Can you write out all of the material below, word for word?

--- start ---

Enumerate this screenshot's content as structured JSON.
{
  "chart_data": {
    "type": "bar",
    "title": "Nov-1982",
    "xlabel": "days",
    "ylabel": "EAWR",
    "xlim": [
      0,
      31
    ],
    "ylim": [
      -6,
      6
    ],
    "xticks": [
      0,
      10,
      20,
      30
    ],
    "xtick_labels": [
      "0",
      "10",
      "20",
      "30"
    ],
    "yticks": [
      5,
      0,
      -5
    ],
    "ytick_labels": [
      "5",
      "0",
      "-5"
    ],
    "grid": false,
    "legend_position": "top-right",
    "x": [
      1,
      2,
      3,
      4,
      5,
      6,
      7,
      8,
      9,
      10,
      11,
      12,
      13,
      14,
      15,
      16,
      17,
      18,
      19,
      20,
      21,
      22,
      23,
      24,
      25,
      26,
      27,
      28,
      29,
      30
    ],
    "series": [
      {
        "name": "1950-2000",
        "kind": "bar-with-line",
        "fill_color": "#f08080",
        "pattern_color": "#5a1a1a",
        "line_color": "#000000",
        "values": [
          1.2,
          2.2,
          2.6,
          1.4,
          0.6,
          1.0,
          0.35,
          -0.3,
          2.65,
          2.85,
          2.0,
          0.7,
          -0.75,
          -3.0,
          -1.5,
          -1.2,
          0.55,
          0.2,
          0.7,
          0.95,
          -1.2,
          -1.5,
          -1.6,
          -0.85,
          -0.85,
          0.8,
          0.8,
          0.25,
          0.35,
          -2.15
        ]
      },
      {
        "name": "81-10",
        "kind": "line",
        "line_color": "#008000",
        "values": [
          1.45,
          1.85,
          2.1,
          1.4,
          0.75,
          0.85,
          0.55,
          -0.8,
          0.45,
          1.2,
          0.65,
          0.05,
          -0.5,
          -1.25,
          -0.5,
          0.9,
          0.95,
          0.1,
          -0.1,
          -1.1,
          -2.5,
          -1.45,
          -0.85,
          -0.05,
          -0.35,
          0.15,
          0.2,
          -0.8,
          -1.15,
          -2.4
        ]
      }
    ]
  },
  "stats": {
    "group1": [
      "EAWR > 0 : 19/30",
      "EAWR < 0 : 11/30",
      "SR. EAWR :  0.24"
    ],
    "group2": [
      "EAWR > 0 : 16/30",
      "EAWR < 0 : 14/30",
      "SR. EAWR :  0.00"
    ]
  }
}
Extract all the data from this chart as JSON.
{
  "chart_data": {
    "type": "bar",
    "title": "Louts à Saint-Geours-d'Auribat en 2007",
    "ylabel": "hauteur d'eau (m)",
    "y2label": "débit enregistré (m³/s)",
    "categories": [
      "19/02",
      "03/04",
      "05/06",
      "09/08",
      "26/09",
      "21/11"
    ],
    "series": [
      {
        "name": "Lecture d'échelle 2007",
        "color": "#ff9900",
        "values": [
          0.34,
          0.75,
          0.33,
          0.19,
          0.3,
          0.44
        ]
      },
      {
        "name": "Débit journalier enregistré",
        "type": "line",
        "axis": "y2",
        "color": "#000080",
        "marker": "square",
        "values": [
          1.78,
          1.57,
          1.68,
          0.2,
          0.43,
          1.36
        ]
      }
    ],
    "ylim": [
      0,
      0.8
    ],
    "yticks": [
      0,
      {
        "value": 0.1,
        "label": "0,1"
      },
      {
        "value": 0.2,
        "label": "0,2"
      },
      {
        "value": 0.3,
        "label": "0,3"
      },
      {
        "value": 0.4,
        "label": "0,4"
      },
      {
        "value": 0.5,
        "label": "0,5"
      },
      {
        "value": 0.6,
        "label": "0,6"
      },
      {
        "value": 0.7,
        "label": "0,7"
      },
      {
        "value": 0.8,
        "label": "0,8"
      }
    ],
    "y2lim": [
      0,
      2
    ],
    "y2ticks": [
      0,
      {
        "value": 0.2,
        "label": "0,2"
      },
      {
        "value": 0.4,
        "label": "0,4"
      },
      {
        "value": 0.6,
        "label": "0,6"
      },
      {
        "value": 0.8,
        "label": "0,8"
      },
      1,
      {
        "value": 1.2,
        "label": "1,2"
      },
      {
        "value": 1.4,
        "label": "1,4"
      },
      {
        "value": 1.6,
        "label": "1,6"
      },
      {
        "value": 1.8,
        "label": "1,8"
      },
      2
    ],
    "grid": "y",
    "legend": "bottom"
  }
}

--- end ---

▶ Task answer:
Enumerate this screenshot's content as structured JSON.
{
  "chart_data": {
    "type": "bar",
    "title": "Nov-1982",
    "xlabel": "days",
    "ylabel": "EAWR",
    "xlim": [
      0,
      31
    ],
    "ylim": [
      -6,
      6
    ],
    "xticks": [
      0,
      10,
      20,
      30
    ],
    "xtick_labels": [
      "0",
      "10",
      "20",
      "30"
    ],
    "yticks": [
      5,
      0,
      -5
    ],
    "ytick_labels": [
      "5",
      "0",
      "-5"
    ],
    "grid": false,
    "legend_position": "top-right",
    "x": [
      1,
      2,
      3,
      4,
      5,
      6,
      7,
      8,
      9,
      10,
      11,
      12,
      13,
      14,
      15,
      16,
      17,
      18,
      19,
      20,
      21,
      22,
      23,
      24,
      25,
      26,
      27,
      28,
      29,
      30
    ],
    "series": [
      {
        "name": "1950-2000",
        "kind": "bar-with-line",
        "fill_color": "#f08080",
        "pattern_color": "#5a1a1a",
        "line_color": "#000000",
        "values": [
          1.2,
          2.2,
          2.6,
          1.4,
          0.6,
          1.0,
          0.35,
          -0.3,
          2.65,
          2.85,
          2.0,
          0.7,
          -0.75,
          -3.0,
          -1.5,
          -1.2,
          0.55,
          0.2,
          0.7,
          0.95,
          -1.2,
          -1.5,
          -1.6,
          -0.85,
          -0.85,
          0.8,
          0.8,
          0.25,
          0.35,
          -2.15
        ]
      },
      {
        "name": "81-10",
        "kind": "line",
        "line_color": "#008000",
        "values": [
          1.45,
          1.85,
          2.1,
          1.4,
          0.75,
          0.85,
          0.55,
          -0.8,
          0.45,
          1.2,
          0.65,
          0.05,
          -0.5,
          -1.25,
          -0.5,
          0.9,
          0.95,
          0.1,
          -0.1,
          -1.1,
          -2.5,
          -1.45,
          -0.85,
          -0.05,
          -0.35,
          0.15,
          0.2,
          -0.8,
          -1.15,
          -2.4
        ]
      }
    ]
  },
  "stats": {
    "group1": [
      "EAWR > 0 : 19/30",
      "EAWR < 0 : 11/30",
      "SR. EAWR :  0.24"
    ],
    "group2": [
      "EAWR > 0 : 16/30",
      "EAWR < 0 : 14/30",
      "SR. EAWR :  0.00"
    ]
  }
}
Extract all the data from this chart as JSON.
{
  "chart_data": {
    "type": "bar",
    "title": "Louts à Saint-Geours-d'Auribat en 2007",
    "ylabel": "hauteur d'eau (m)",
    "y2label": "débit enregistré (m³/s)",
    "categories": [
      "19/02",
      "03/04",
      "05/06",
      "09/08",
      "26/09",
      "21/11"
    ],
    "series": [
      {
        "name": "Lecture d'échelle 2007",
        "color": "#ff9900",
        "values": [
          0.34,
          0.75,
          0.33,
          0.19,
          0.3,
          0.44
        ]
      },
      {
        "name": "Débit journalier enregistré",
        "type": "line",
        "axis": "y2",
        "color": "#000080",
        "marker": "square",
        "values": [
          1.78,
          1.57,
          1.68,
          0.2,
          0.43,
          1.36
        ]
      }
    ],
    "ylim": [
      0,
      0.8
    ],
    "yticks": [
      0,
      {
        "value": 0.1,
        "label": "0,1"
      },
      {
        "value": 0.2,
        "label": "0,2"
      },
      {
        "value": 0.3,
        "label": "0,3"
      },
      {
        "value": 0.4,
        "label": "0,4"
      },
      {
        "value": 0.5,
        "label": "0,5"
      },
      {
        "value": 0.6,
        "label": "0,6"
      },
      {
        "value": 0.7,
        "label": "0,7"
      },
      {
        "value": 0.8,
        "label": "0,8"
      }
    ],
    "y2lim": [
      0,
      2
    ],
    "y2ticks": [
      0,
      {
        "value": 0.2,
        "label": "0,2"
      },
      {
        "value": 0.4,
        "label": "0,4"
      },
      {
        "value": 0.6,
        "label": "0,6"
      },
      {
        "value": 0.8,
        "label": "0,8"
      },
      1,
      {
        "value": 1.2,
        "label": "1,2"
      },
      {
        "value": 1.4,
        "label": "1,4"
      },
      {
        "value": 1.6,
        "label": "1,6"
      },
      {
        "value": 1.8,
        "label": "1,8"
      },
      2
    ],
    "grid": "y",
    "legend": "bottom"
  }
}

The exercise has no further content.